**What you need to do**. Return the lines where the word "object" occurs.

**Data listing**.
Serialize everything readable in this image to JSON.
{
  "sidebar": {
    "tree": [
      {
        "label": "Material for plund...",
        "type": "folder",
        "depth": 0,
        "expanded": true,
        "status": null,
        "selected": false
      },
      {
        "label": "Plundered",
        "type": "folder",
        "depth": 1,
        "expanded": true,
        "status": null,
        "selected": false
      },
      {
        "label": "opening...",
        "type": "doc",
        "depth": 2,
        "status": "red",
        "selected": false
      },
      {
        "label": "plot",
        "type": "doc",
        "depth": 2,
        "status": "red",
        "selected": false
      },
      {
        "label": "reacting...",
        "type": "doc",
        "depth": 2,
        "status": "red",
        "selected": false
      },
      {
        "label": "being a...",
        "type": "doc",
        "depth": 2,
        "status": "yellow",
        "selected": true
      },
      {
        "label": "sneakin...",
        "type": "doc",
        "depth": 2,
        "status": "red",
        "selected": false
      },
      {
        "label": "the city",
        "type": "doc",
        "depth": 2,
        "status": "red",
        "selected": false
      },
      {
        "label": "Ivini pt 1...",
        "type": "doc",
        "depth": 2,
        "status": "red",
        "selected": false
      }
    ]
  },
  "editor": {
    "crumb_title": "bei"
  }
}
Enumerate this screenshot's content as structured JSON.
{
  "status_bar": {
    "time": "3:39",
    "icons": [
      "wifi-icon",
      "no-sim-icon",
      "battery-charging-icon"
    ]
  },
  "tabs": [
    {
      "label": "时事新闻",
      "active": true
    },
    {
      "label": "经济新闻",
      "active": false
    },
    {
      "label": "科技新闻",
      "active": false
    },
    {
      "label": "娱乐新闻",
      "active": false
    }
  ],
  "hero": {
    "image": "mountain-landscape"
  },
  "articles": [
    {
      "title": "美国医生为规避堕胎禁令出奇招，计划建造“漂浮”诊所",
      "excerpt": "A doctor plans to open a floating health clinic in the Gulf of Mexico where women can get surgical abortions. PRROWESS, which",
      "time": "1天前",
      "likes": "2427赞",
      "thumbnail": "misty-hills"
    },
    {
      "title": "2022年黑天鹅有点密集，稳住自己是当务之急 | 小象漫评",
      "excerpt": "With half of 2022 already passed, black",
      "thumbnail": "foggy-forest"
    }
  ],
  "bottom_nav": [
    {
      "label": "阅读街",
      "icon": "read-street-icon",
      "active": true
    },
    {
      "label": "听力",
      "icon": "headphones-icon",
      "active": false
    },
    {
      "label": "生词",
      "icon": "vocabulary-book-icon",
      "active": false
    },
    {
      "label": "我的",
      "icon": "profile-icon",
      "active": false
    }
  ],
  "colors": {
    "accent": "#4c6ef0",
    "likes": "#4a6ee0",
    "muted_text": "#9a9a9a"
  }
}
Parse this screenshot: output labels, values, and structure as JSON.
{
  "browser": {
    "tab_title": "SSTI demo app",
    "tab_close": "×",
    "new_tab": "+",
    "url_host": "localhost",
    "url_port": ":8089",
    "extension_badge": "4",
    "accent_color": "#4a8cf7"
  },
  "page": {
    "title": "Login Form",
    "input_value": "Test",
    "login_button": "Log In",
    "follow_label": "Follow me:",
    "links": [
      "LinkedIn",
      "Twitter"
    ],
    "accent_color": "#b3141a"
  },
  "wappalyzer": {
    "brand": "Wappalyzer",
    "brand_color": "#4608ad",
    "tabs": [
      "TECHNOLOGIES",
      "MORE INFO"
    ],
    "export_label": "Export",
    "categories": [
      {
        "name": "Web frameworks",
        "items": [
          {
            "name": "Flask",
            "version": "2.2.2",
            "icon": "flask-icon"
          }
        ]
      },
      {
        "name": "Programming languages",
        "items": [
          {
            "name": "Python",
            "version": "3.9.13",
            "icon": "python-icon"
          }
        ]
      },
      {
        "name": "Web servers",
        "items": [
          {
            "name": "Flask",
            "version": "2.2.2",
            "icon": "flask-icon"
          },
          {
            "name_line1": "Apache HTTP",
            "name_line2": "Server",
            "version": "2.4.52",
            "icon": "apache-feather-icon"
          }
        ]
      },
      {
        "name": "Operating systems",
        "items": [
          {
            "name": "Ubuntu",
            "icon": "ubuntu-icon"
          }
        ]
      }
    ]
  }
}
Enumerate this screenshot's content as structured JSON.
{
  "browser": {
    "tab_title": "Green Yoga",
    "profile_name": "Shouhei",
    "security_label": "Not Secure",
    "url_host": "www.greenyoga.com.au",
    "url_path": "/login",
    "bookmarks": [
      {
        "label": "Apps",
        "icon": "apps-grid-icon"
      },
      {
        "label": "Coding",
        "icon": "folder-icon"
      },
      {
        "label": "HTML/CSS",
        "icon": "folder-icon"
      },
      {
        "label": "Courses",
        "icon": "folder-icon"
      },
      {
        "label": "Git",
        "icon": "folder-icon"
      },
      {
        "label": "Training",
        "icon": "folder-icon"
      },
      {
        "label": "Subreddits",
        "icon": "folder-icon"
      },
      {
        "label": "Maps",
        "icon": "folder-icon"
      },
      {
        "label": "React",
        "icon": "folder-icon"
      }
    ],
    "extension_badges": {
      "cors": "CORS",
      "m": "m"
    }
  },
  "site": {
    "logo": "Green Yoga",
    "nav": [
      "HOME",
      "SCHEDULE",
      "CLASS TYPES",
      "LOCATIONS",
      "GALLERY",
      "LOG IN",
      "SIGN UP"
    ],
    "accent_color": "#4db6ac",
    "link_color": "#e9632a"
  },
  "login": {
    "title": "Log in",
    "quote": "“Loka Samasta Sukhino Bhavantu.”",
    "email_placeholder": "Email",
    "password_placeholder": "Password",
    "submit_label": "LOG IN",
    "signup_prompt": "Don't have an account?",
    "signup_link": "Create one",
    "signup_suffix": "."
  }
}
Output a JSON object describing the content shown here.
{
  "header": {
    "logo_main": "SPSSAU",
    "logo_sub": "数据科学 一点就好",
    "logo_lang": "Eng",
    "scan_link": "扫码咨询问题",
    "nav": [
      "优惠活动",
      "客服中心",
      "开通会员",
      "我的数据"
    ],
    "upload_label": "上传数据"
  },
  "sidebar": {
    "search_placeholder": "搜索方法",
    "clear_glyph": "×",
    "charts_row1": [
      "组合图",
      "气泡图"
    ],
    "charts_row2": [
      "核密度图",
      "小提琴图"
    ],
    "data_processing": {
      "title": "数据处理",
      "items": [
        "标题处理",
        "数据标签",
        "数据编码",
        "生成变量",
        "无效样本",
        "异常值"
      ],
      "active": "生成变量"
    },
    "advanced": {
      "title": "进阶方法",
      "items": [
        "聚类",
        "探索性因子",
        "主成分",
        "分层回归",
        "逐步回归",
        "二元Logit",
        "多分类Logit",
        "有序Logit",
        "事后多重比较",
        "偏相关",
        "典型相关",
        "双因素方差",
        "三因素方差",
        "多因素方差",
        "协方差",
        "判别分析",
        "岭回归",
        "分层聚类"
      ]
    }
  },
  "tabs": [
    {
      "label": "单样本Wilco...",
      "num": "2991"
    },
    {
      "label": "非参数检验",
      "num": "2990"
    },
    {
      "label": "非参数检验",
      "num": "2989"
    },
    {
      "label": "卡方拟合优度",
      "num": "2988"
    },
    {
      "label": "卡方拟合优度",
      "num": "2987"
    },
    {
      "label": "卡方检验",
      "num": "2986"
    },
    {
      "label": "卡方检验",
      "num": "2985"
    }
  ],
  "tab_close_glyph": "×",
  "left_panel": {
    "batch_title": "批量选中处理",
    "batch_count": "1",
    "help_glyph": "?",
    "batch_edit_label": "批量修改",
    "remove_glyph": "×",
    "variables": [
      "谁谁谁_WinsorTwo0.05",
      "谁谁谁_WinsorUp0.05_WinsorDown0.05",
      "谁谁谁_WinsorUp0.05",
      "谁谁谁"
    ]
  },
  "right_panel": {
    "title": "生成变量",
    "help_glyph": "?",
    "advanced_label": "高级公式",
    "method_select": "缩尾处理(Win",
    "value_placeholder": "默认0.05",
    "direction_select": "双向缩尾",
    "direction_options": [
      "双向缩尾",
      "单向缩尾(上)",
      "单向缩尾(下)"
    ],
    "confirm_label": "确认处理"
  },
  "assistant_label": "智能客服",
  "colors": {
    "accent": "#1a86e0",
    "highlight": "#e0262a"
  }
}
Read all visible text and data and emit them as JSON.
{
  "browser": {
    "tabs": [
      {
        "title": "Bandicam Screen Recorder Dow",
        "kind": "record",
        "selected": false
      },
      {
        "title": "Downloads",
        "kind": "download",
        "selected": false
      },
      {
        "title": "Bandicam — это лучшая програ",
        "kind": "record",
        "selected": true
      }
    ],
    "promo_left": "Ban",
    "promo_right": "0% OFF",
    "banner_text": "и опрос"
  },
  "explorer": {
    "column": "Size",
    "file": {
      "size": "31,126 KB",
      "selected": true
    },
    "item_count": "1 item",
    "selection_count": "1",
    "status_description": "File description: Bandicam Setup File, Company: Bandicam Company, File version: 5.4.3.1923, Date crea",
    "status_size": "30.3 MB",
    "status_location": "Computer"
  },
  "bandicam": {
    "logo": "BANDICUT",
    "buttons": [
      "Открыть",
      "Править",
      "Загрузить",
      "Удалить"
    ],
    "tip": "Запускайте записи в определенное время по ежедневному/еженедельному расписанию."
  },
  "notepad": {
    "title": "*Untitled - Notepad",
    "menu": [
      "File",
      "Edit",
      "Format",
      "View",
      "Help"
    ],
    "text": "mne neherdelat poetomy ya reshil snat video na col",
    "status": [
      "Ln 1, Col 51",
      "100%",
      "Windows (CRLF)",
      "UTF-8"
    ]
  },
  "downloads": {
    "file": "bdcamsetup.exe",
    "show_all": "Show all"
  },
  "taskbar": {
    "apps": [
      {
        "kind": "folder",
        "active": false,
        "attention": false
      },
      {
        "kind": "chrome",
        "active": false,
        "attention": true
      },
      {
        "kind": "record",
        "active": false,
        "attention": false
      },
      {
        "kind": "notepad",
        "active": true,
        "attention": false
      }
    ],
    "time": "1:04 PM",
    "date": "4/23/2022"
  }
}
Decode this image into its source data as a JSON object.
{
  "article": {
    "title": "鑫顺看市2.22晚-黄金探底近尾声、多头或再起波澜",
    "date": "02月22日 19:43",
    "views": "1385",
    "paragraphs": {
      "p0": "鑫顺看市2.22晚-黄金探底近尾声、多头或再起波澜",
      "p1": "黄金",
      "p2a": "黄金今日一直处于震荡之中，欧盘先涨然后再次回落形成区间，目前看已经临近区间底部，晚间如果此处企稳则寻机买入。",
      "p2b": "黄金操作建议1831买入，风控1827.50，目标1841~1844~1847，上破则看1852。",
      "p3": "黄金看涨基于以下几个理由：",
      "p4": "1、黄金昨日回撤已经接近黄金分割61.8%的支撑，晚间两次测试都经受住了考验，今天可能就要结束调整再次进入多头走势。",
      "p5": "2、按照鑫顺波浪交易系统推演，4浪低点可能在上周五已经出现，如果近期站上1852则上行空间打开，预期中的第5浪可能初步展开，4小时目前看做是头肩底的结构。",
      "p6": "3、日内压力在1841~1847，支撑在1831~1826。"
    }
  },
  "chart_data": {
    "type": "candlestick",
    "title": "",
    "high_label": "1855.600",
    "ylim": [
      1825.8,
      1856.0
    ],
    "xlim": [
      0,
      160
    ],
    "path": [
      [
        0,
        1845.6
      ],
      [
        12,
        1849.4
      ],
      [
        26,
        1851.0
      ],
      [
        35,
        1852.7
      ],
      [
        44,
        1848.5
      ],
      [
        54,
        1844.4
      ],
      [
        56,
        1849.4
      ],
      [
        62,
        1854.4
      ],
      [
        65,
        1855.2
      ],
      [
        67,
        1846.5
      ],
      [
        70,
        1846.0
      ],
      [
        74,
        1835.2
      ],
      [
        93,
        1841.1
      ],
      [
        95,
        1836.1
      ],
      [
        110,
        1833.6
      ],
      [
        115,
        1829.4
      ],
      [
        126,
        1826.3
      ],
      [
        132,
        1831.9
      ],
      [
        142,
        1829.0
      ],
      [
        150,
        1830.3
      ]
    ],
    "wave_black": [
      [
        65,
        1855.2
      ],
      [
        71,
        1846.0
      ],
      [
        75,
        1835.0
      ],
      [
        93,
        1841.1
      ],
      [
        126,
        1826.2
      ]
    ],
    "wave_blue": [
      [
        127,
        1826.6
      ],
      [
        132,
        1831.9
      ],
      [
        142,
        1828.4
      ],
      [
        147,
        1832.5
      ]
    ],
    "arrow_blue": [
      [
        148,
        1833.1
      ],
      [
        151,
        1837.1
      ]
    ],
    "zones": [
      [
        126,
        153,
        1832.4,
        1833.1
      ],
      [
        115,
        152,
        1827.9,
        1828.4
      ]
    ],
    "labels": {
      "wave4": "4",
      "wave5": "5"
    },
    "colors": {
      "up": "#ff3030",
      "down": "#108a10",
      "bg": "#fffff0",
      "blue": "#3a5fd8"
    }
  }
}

**Output for this task**.
Output a JSON object describing the content shown here.
Decode this image into its source data as a JSON object.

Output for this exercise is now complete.